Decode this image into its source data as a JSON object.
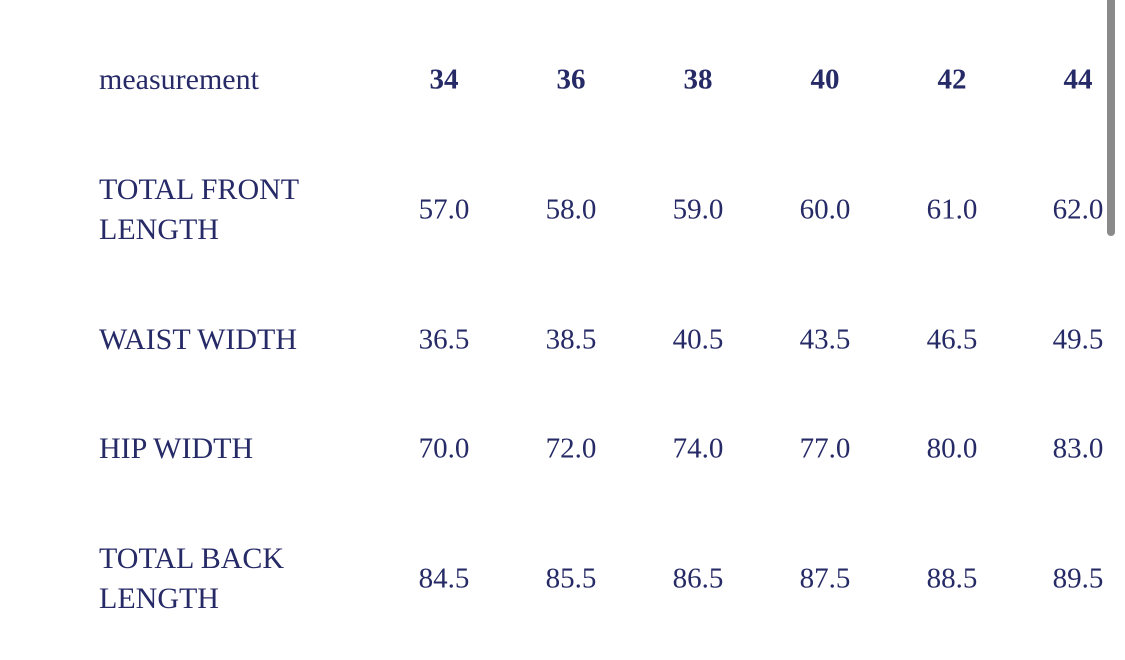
{
  "table": {
    "header_label": "measurement",
    "sizes": [
      "34",
      "36",
      "38",
      "40",
      "42",
      "44"
    ],
    "rows": [
      {
        "label": "TOTAL FRONT LENGTH",
        "values": [
          "57.0",
          "58.0",
          "59.0",
          "60.0",
          "61.0",
          "62.0"
        ]
      },
      {
        "label": "WAIST WIDTH",
        "values": [
          "36.5",
          "38.5",
          "40.5",
          "43.5",
          "46.5",
          "49.5"
        ]
      },
      {
        "label": "HIP WIDTH",
        "values": [
          "70.0",
          "72.0",
          "74.0",
          "77.0",
          "80.0",
          "83.0"
        ]
      },
      {
        "label": "TOTAL BACK LENGTH",
        "values": [
          "84.5",
          "85.5",
          "86.5",
          "87.5",
          "88.5",
          "89.5"
        ]
      }
    ]
  },
  "colors": {
    "text": "#262a66",
    "scrollbar": "#8a8a8a"
  }
}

EXERCISE REQUIREMENTS:
Copy out all the data without changing anything, and drop the pictures.

WORKED ANSWER:
Decode this image into its source data as a JSON object.
{
  "table": {
    "header_label": "measurement",
    "sizes": [
      "34",
      "36",
      "38",
      "40",
      "42",
      "44"
    ],
    "rows": [
      {
        "label": "TOTAL FRONT LENGTH",
        "values": [
          "57.0",
          "58.0",
          "59.0",
          "60.0",
          "61.0",
          "62.0"
        ]
      },
      {
        "label": "WAIST WIDTH",
        "values": [
          "36.5",
          "38.5",
          "40.5",
          "43.5",
          "46.5",
          "49.5"
        ]
      },
      {
        "label": "HIP WIDTH",
        "values": [
          "70.0",
          "72.0",
          "74.0",
          "77.0",
          "80.0",
          "83.0"
        ]
      },
      {
        "label": "TOTAL BACK LENGTH",
        "values": [
          "84.5",
          "85.5",
          "86.5",
          "87.5",
          "88.5",
          "89.5"
        ]
      }
    ]
  },
  "colors": {
    "text": "#262a66",
    "scrollbar": "#8a8a8a"
  }
}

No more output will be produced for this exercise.